• [Task requirements]:
Identify every line in the records below that contains the word "said", and reproduce each one.

• [Exercise inputs]:

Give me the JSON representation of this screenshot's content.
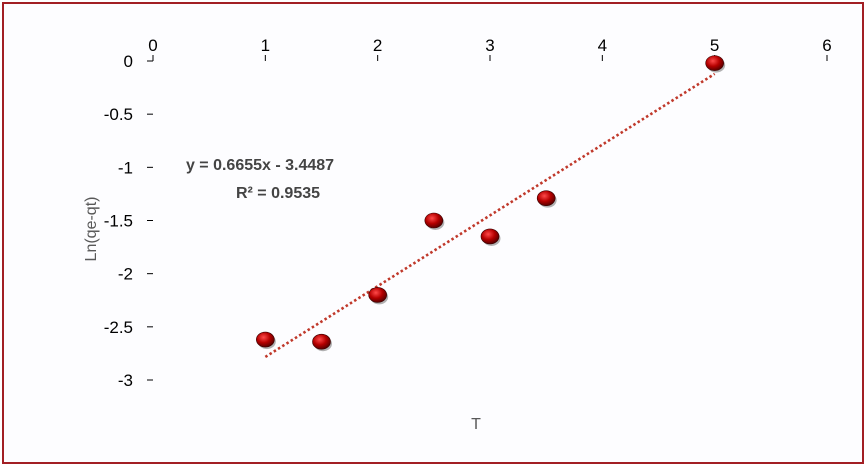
{
  "chart_data": {
    "type": "scatter",
    "xlabel": "T",
    "ylabel": "Ln(qe-qt)",
    "xlim": [
      0,
      6
    ],
    "ylim": [
      -3,
      0
    ],
    "x_ticks": [
      "0",
      "1",
      "2",
      "3",
      "4",
      "5",
      "6"
    ],
    "y_ticks": [
      "0",
      "-0.5",
      "-1",
      "-1.5",
      "-2",
      "-2.5",
      "-3"
    ],
    "x_tick_values": [
      0,
      1,
      2,
      3,
      4,
      5,
      6
    ],
    "y_tick_values": [
      0,
      -0.5,
      -1,
      -1.5,
      -2,
      -2.5,
      -3
    ],
    "series": [
      {
        "x": [
          1,
          1.5,
          2,
          2.5,
          3,
          3.5,
          5
        ],
        "y": [
          -2.62,
          -2.64,
          -2.2,
          -1.5,
          -1.65,
          -1.29,
          -0.02
        ],
        "color": "#c00000"
      }
    ],
    "trendline": {
      "type": "linear",
      "slope": 0.6655,
      "intercept": -3.4487,
      "x_range": [
        1,
        5
      ],
      "color": "#c0392b",
      "equation": "y = 0.6655x - 3.4487",
      "r_squared": "R² = 0.9535"
    },
    "grid": false,
    "legend": "none",
    "border_color": "#a21f24"
  }
}
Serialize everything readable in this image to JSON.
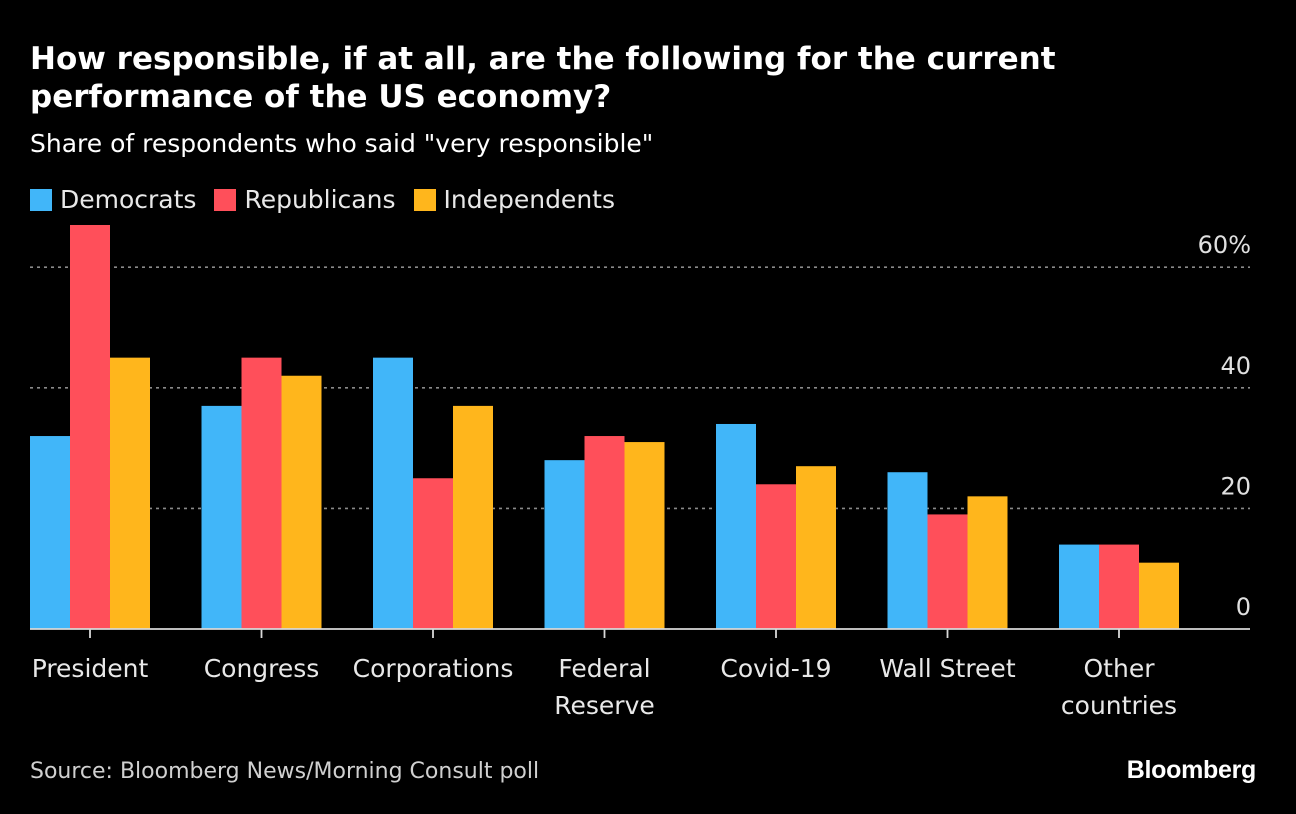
{
  "header": {
    "title": "How responsible, if at all, are the following for the current performance of the US economy?",
    "subtitle": "Share of respondents who said \"very responsible\""
  },
  "legend": [
    {
      "label": "Democrats",
      "color": "#41b6f9"
    },
    {
      "label": "Republicans",
      "color": "#ff4f5a"
    },
    {
      "label": "Independents",
      "color": "#ffb61c"
    }
  ],
  "footer": {
    "source": "Source: Bloomberg News/Morning Consult poll",
    "brand": "Bloomberg"
  },
  "chart_data": {
    "type": "bar",
    "title": "How responsible, if at all, are the following for the current performance of the US economy?",
    "subtitle": "Share of respondents who said \"very responsible\"",
    "categories": [
      [
        "President"
      ],
      [
        "Congress"
      ],
      [
        "Corporations"
      ],
      [
        "Federal",
        "Reserve"
      ],
      [
        "Covid-19"
      ],
      [
        "Wall Street"
      ],
      [
        "Other",
        "countries"
      ]
    ],
    "series": [
      {
        "name": "Democrats",
        "color": "#41b6f9",
        "values": [
          32,
          37,
          45,
          28,
          34,
          26,
          14
        ]
      },
      {
        "name": "Republicans",
        "color": "#ff4f5a",
        "values": [
          67,
          45,
          25,
          32,
          24,
          19,
          14
        ]
      },
      {
        "name": "Independents",
        "color": "#ffb61c",
        "values": [
          45,
          42,
          37,
          31,
          27,
          22,
          11
        ]
      }
    ],
    "ylim": [
      0,
      67
    ],
    "yticks": [
      0,
      20,
      40,
      60
    ],
    "ytick_labels": [
      "0",
      "20",
      "40",
      "60%"
    ],
    "grid": true,
    "legend_position": "top-left",
    "xlabel": "",
    "ylabel": ""
  }
}
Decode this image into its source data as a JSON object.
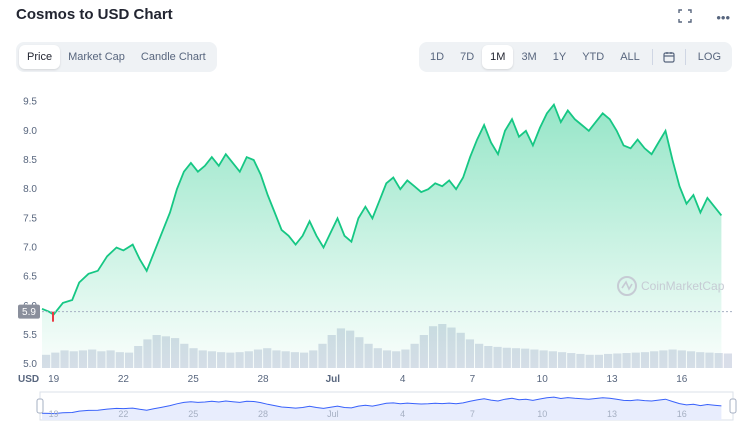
{
  "header": {
    "title": "Cosmos to USD Chart",
    "fullscreen_icon": "fullscreen-icon",
    "more_icon": "more-icon",
    "more_glyph": "•••"
  },
  "chart_tabs": [
    {
      "label": "Price",
      "active": true
    },
    {
      "label": "Market Cap",
      "active": false
    },
    {
      "label": "Candle Chart",
      "active": false
    }
  ],
  "range_buttons": [
    {
      "label": "1D",
      "active": false
    },
    {
      "label": "7D",
      "active": false
    },
    {
      "label": "1M",
      "active": true
    },
    {
      "label": "3M",
      "active": false
    },
    {
      "label": "1Y",
      "active": false
    },
    {
      "label": "YTD",
      "active": false
    },
    {
      "label": "ALL",
      "active": false
    }
  ],
  "calendar_icon": "calendar-icon",
  "log_label": "LOG",
  "watermark": "CoinMarketCap",
  "colors": {
    "line": "#16c784",
    "fill_top": "#16c784",
    "volume": "#cfd6e4",
    "current_price_badge": "#8a8f9c",
    "down_tick": "#ea3943",
    "navigator_line": "#3861fb",
    "navigator_fill": "#e8edfd"
  },
  "current_price_label": "5.9",
  "chart_data": {
    "type": "area",
    "ylabel": "USD",
    "ylim": [
      4.9,
      9.7
    ],
    "yticks": [
      "5.0",
      "5.5",
      "6.0",
      "6.5",
      "7.0",
      "7.5",
      "8.0",
      "8.5",
      "9.0",
      "9.5"
    ],
    "xticks": [
      "19",
      "22",
      "25",
      "28",
      "Jul",
      "4",
      "7",
      "10",
      "13",
      "16"
    ],
    "xlim_days": [
      18.5,
      48.2
    ],
    "series": [
      {
        "values": [
          [
            18.5,
            5.95
          ],
          [
            18.8,
            5.9
          ],
          [
            19.0,
            5.85
          ],
          [
            19.4,
            6.05
          ],
          [
            19.8,
            6.1
          ],
          [
            20.1,
            6.4
          ],
          [
            20.5,
            6.55
          ],
          [
            20.9,
            6.6
          ],
          [
            21.3,
            6.85
          ],
          [
            21.7,
            7.0
          ],
          [
            22.0,
            6.95
          ],
          [
            22.4,
            7.05
          ],
          [
            22.7,
            6.8
          ],
          [
            23.0,
            6.6
          ],
          [
            23.3,
            6.9
          ],
          [
            23.6,
            7.2
          ],
          [
            24.0,
            7.6
          ],
          [
            24.3,
            8.0
          ],
          [
            24.6,
            8.3
          ],
          [
            24.9,
            8.45
          ],
          [
            25.2,
            8.3
          ],
          [
            25.5,
            8.4
          ],
          [
            25.8,
            8.55
          ],
          [
            26.1,
            8.4
          ],
          [
            26.4,
            8.6
          ],
          [
            26.7,
            8.45
          ],
          [
            27.0,
            8.3
          ],
          [
            27.3,
            8.55
          ],
          [
            27.6,
            8.5
          ],
          [
            27.9,
            8.25
          ],
          [
            28.2,
            7.9
          ],
          [
            28.5,
            7.6
          ],
          [
            28.8,
            7.3
          ],
          [
            29.1,
            7.2
          ],
          [
            29.4,
            7.05
          ],
          [
            29.7,
            7.2
          ],
          [
            30.0,
            7.45
          ],
          [
            30.3,
            7.2
          ],
          [
            30.6,
            7.0
          ],
          [
            30.9,
            7.25
          ],
          [
            31.2,
            7.5
          ],
          [
            31.5,
            7.2
          ],
          [
            31.8,
            7.1
          ],
          [
            32.1,
            7.5
          ],
          [
            32.4,
            7.7
          ],
          [
            32.7,
            7.5
          ],
          [
            33.0,
            7.8
          ],
          [
            33.3,
            8.1
          ],
          [
            33.6,
            8.2
          ],
          [
            33.9,
            8.0
          ],
          [
            34.2,
            8.15
          ],
          [
            34.5,
            8.05
          ],
          [
            34.8,
            7.95
          ],
          [
            35.1,
            8.0
          ],
          [
            35.4,
            8.1
          ],
          [
            35.7,
            8.05
          ],
          [
            36.0,
            8.15
          ],
          [
            36.3,
            8.0
          ],
          [
            36.6,
            8.2
          ],
          [
            36.9,
            8.55
          ],
          [
            37.2,
            8.85
          ],
          [
            37.5,
            9.1
          ],
          [
            37.8,
            8.8
          ],
          [
            38.1,
            8.6
          ],
          [
            38.4,
            9.0
          ],
          [
            38.7,
            9.2
          ],
          [
            39.0,
            8.9
          ],
          [
            39.3,
            9.0
          ],
          [
            39.6,
            8.75
          ],
          [
            39.9,
            9.05
          ],
          [
            40.2,
            9.3
          ],
          [
            40.5,
            9.45
          ],
          [
            40.8,
            9.15
          ],
          [
            41.1,
            9.35
          ],
          [
            41.4,
            9.2
          ],
          [
            41.7,
            9.1
          ],
          [
            42.0,
            9.0
          ],
          [
            42.3,
            9.15
          ],
          [
            42.6,
            9.3
          ],
          [
            42.9,
            9.2
          ],
          [
            43.2,
            9.0
          ],
          [
            43.5,
            8.75
          ],
          [
            43.8,
            8.7
          ],
          [
            44.1,
            8.85
          ],
          [
            44.4,
            8.7
          ],
          [
            44.7,
            8.6
          ],
          [
            45.0,
            8.8
          ],
          [
            45.3,
            9.0
          ],
          [
            45.6,
            8.5
          ],
          [
            45.9,
            8.05
          ],
          [
            46.2,
            7.75
          ],
          [
            46.5,
            7.9
          ],
          [
            46.8,
            7.6
          ],
          [
            47.1,
            7.85
          ],
          [
            47.4,
            7.7
          ],
          [
            47.7,
            7.55
          ]
        ]
      }
    ],
    "volume": [
      0.3,
      0.35,
      0.4,
      0.38,
      0.4,
      0.42,
      0.38,
      0.4,
      0.36,
      0.35,
      0.5,
      0.65,
      0.75,
      0.72,
      0.68,
      0.55,
      0.45,
      0.4,
      0.38,
      0.36,
      0.35,
      0.36,
      0.38,
      0.42,
      0.45,
      0.4,
      0.38,
      0.36,
      0.35,
      0.4,
      0.55,
      0.75,
      0.9,
      0.85,
      0.7,
      0.55,
      0.45,
      0.4,
      0.38,
      0.42,
      0.55,
      0.75,
      0.95,
      1.0,
      0.92,
      0.8,
      0.65,
      0.55,
      0.5,
      0.48,
      0.46,
      0.45,
      0.44,
      0.42,
      0.4,
      0.38,
      0.36,
      0.34,
      0.32,
      0.3,
      0.3,
      0.32,
      0.33,
      0.34,
      0.35,
      0.36,
      0.38,
      0.4,
      0.42,
      0.4,
      0.38,
      0.36,
      0.35,
      0.34,
      0.33
    ],
    "grid": false
  }
}
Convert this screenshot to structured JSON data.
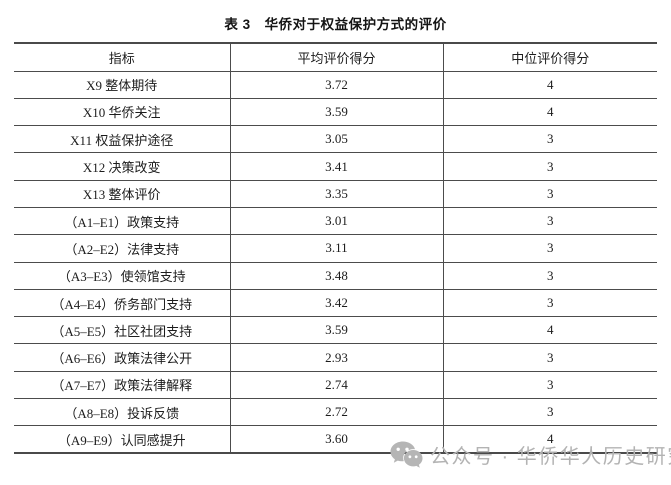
{
  "caption": "表 3　华侨对于权益保护方式的评价",
  "table": {
    "headers": [
      "指标",
      "平均评价得分",
      "中位评价得分"
    ],
    "rows": [
      {
        "indicator": "X9 整体期待",
        "mean": "3.72",
        "median": "4"
      },
      {
        "indicator": "X10 华侨关注",
        "mean": "3.59",
        "median": "4"
      },
      {
        "indicator": "X11 权益保护途径",
        "mean": "3.05",
        "median": "3"
      },
      {
        "indicator": "X12 决策改变",
        "mean": "3.41",
        "median": "3"
      },
      {
        "indicator": "X13 整体评价",
        "mean": "3.35",
        "median": "3"
      },
      {
        "indicator": "（A1–E1）政策支持",
        "mean": "3.01",
        "median": "3"
      },
      {
        "indicator": "（A2–E2）法律支持",
        "mean": "3.11",
        "median": "3"
      },
      {
        "indicator": "（A3–E3）使领馆支持",
        "mean": "3.48",
        "median": "3"
      },
      {
        "indicator": "（A4–E4）侨务部门支持",
        "mean": "3.42",
        "median": "3"
      },
      {
        "indicator": "（A5–E5）社区社团支持",
        "mean": "3.59",
        "median": "4"
      },
      {
        "indicator": "（A6–E6）政策法律公开",
        "mean": "2.93",
        "median": "3"
      },
      {
        "indicator": "（A7–E7）政策法律解释",
        "mean": "2.74",
        "median": "3"
      },
      {
        "indicator": "（A8–E8）投诉反馈",
        "mean": "2.72",
        "median": "3"
      },
      {
        "indicator": "（A9–E9）认同感提升",
        "mean": "3.60",
        "median": "4"
      }
    ]
  },
  "watermark": {
    "icon": "wechat-icon",
    "text": "公众号 · 华侨华人历史研究",
    "color": "#b3b3b3"
  },
  "colors": {
    "border_heavy": "#4a4a4a",
    "border_light": "#4c4c4c",
    "text": "#1c1c1c",
    "background": "#ffffff"
  }
}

• [Solution for this task]:
    "subtitle": "Share of respondents who said \"very responsible\""
    "subtitle": "Share of respondents who said \"very responsible\"",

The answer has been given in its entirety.